### Goal
Every entry that follows needs to be repeated exactly.

### Figure content listings
========

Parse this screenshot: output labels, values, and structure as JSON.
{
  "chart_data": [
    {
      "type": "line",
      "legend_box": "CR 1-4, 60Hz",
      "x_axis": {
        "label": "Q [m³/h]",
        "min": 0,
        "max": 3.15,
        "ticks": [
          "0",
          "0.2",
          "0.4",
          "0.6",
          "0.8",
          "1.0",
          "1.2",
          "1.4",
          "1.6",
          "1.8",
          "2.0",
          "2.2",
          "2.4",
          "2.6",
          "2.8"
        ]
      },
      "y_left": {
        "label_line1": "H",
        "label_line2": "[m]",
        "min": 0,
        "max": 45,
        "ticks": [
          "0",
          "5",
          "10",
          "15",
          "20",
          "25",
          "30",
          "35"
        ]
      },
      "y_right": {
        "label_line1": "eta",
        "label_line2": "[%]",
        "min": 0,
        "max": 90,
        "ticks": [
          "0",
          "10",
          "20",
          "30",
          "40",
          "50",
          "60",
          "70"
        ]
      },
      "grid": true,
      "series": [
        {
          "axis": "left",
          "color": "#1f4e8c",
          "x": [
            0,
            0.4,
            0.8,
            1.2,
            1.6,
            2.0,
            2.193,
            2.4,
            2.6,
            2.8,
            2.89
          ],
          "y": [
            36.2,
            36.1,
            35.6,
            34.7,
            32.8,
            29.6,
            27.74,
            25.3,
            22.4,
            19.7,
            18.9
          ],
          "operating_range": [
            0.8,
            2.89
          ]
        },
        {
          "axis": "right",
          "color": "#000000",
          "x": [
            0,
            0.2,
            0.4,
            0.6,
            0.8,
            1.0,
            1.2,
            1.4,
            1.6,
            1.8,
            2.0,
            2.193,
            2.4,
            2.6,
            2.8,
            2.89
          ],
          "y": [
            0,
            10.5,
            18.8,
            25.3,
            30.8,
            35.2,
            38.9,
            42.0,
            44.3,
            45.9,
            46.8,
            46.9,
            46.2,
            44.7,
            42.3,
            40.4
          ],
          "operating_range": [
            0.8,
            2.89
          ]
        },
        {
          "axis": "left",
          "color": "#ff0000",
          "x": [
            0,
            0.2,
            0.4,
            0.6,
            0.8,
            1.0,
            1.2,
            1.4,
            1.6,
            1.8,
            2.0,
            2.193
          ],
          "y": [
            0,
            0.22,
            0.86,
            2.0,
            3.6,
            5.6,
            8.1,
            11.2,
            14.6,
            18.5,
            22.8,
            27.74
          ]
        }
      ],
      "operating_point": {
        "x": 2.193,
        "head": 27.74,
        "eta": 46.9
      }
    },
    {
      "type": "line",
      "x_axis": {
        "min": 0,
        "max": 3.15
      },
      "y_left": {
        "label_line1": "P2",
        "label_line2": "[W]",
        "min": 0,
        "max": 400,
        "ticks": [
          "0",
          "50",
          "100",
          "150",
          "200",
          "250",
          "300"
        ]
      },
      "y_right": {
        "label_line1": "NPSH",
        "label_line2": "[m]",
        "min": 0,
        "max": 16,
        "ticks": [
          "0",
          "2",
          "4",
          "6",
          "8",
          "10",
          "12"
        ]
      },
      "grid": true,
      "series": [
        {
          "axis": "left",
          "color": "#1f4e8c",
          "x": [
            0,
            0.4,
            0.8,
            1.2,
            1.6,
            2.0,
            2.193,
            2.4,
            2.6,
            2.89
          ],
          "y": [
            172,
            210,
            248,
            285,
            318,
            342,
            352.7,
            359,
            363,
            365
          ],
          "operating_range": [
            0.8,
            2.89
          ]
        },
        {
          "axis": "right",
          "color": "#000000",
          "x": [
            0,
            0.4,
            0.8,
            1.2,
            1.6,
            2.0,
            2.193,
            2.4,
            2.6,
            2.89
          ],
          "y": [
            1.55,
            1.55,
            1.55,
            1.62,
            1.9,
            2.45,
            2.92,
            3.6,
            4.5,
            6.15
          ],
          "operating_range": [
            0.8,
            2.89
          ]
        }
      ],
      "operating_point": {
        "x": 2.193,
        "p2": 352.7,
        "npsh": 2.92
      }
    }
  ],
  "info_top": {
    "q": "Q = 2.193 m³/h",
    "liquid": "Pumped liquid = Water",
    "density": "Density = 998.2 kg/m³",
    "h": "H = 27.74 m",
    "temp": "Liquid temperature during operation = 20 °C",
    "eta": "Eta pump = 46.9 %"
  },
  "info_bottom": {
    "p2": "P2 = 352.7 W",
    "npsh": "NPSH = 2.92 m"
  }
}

========

### Written solution
Parse this screenshot: output labels, values, and structure as JSON.
{
  "chart_data": [
    {
      "type": "line",
      "legend_box": "CR 1-4, 60Hz",
      "x_axis": {
        "label": "Q [m³/h]",
        "min": 0,
        "max": 3.15,
        "ticks": [
          "0",
          "0.2",
          "0.4",
          "0.6",
          "0.8",
          "1.0",
          "1.2",
          "1.4",
          "1.6",
          "1.8",
          "2.0",
          "2.2",
          "2.4",
          "2.6",
          "2.8"
        ]
      },
      "y_left": {
        "label_line1": "H",
        "label_line2": "[m]",
        "min": 0,
        "max": 45,
        "ticks": [
          "0",
          "5",
          "10",
          "15",
          "20",
          "25",
          "30",
          "35"
        ]
      },
      "y_right": {
        "label_line1": "eta",
        "label_line2": "[%]",
        "min": 0,
        "max": 90,
        "ticks": [
          "0",
          "10",
          "20",
          "30",
          "40",
          "50",
          "60",
          "70"
        ]
      },
      "grid": true,
      "series": [
        {
          "axis": "left",
          "color": "#1f4e8c",
          "x": [
            0,
            0.4,
            0.8,
            1.2,
            1.6,
            2.0,
            2.193,
            2.4,
            2.6,
            2.8,
            2.89
          ],
          "y": [
            36.2,
            36.1,
            35.6,
            34.7,
            32.8,
            29.6,
            27.74,
            25.3,
            22.4,
            19.7,
            18.9
          ],
          "operating_range": [
            0.8,
            2.89
          ]
        },
        {
          "axis": "right",
          "color": "#000000",
          "x": [
            0,
            0.2,
            0.4,
            0.6,
            0.8,
            1.0,
            1.2,
            1.4,
            1.6,
            1.8,
            2.0,
            2.193,
            2.4,
            2.6,
            2.8,
            2.89
          ],
          "y": [
            0,
            10.5,
            18.8,
            25.3,
            30.8,
            35.2,
            38.9,
            42.0,
            44.3,
            45.9,
            46.8,
            46.9,
            46.2,
            44.7,
            42.3,
            40.4
          ],
          "operating_range": [
            0.8,
            2.89
          ]
        },
        {
          "axis": "left",
          "color": "#ff0000",
          "x": [
            0,
            0.2,
            0.4,
            0.6,
            0.8,
            1.0,
            1.2,
            1.4,
            1.6,
            1.8,
            2.0,
            2.193
          ],
          "y": [
            0,
            0.22,
            0.86,
            2.0,
            3.6,
            5.6,
            8.1,
            11.2,
            14.6,
            18.5,
            22.8,
            27.74
          ]
        }
      ],
      "operating_point": {
        "x": 2.193,
        "head": 27.74,
        "eta": 46.9
      }
    },
    {
      "type": "line",
      "x_axis": {
        "min": 0,
        "max": 3.15
      },
      "y_left": {
        "label_line1": "P2",
        "label_line2": "[W]",
        "min": 0,
        "max": 400,
        "ticks": [
          "0",
          "50",
          "100",
          "150",
          "200",
          "250",
          "300"
        ]
      },
      "y_right": {
        "label_line1": "NPSH",
        "label_line2": "[m]",
        "min": 0,
        "max": 16,
        "ticks": [
          "0",
          "2",
          "4",
          "6",
          "8",
          "10",
          "12"
        ]
      },
      "grid": true,
      "series": [
        {
          "axis": "left",
          "color": "#1f4e8c",
          "x": [
            0,
            0.4,
            0.8,
            1.2,
            1.6,
            2.0,
            2.193,
            2.4,
            2.6,
            2.89
          ],
          "y": [
            172,
            210,
            248,
            285,
            318,
            342,
            352.7,
            359,
            363,
            365
          ],
          "operating_range": [
            0.8,
            2.89
          ]
        },
        {
          "axis": "right",
          "color": "#000000",
          "x": [
            0,
            0.4,
            0.8,
            1.2,
            1.6,
            2.0,
            2.193,
            2.4,
            2.6,
            2.89
          ],
          "y": [
            1.55,
            1.55,
            1.55,
            1.62,
            1.9,
            2.45,
            2.92,
            3.6,
            4.5,
            6.15
          ],
          "operating_range": [
            0.8,
            2.89
          ]
        }
      ],
      "operating_point": {
        "x": 2.193,
        "p2": 352.7,
        "npsh": 2.92
      }
    }
  ],
  "info_top": {
    "q": "Q = 2.193 m³/h",
    "liquid": "Pumped liquid = Water",
    "density": "Density = 998.2 kg/m³",
    "h": "H = 27.74 m",
    "temp": "Liquid temperature during operation = 20 °C",
    "eta": "Eta pump = 46.9 %"
  },
  "info_bottom": {
    "p2": "P2 = 352.7 W",
    "npsh": "NPSH = 2.92 m"
  }
}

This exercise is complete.